### Material supplied
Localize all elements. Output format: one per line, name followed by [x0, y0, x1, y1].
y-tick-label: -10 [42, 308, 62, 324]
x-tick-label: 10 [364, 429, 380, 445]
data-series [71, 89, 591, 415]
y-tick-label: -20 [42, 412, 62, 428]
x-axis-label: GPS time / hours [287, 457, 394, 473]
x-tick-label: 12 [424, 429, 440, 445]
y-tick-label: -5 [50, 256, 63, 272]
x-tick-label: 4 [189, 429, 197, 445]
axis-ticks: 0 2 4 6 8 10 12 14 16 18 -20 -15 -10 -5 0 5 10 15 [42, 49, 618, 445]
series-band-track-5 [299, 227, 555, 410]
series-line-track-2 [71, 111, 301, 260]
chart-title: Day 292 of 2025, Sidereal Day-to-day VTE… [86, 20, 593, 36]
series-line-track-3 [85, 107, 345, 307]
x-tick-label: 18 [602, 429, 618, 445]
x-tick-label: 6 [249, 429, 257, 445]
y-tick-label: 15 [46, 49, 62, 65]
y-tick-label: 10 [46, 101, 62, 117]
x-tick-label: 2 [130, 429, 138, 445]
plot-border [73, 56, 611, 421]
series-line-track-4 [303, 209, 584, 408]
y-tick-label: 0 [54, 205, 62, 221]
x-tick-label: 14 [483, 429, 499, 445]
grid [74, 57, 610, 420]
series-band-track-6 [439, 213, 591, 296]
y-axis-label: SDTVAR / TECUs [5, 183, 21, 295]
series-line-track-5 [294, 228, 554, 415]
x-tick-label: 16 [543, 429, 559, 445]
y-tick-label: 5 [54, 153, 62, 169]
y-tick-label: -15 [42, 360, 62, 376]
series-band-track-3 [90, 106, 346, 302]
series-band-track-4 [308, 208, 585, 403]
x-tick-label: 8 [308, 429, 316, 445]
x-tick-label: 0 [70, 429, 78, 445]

### Short exercise
Copy every line of the material above verbatim, keeping the original order.

### Output below
Localize all elements. Output format: one per line, name followed by [x0, y0, x1, y1].
y-tick-label: -10 [42, 308, 62, 324]
x-tick-label: 10 [364, 429, 380, 445]
data-series [71, 89, 591, 415]
y-tick-label: -20 [42, 412, 62, 428]
x-axis-label: GPS time / hours [287, 457, 394, 473]
x-tick-label: 12 [424, 429, 440, 445]
y-tick-label: -5 [50, 256, 63, 272]
x-tick-label: 4 [189, 429, 197, 445]
axis-ticks: 0 2 4 6 8 10 12 14 16 18 -20 -15 -10 -5 0 5 10 15 [42, 49, 618, 445]
series-band-track-5 [299, 227, 555, 410]
series-line-track-2 [71, 111, 301, 260]
chart-title: Day 292 of 2025, Sidereal Day-to-day VTE… [86, 20, 593, 36]
series-line-track-3 [85, 107, 345, 307]
x-tick-label: 18 [602, 429, 618, 445]
x-tick-label: 6 [249, 429, 257, 445]
y-tick-label: 15 [46, 49, 62, 65]
y-tick-label: 10 [46, 101, 62, 117]
x-tick-label: 2 [130, 429, 138, 445]
plot-border [73, 56, 611, 421]
series-line-track-4 [303, 209, 584, 408]
y-tick-label: 0 [54, 205, 62, 221]
x-tick-label: 14 [483, 429, 499, 445]
grid [74, 57, 610, 420]
series-band-track-6 [439, 213, 591, 296]
y-axis-label: SDTVAR / TECUs [5, 183, 21, 295]
series-line-track-5 [294, 228, 554, 415]
x-tick-label: 16 [543, 429, 559, 445]
y-tick-label: 5 [54, 153, 62, 169]
y-tick-label: -15 [42, 360, 62, 376]
series-band-track-3 [90, 106, 346, 302]
series-band-track-4 [308, 208, 585, 403]
x-tick-label: 8 [308, 429, 316, 445]
x-tick-label: 0 [70, 429, 78, 445]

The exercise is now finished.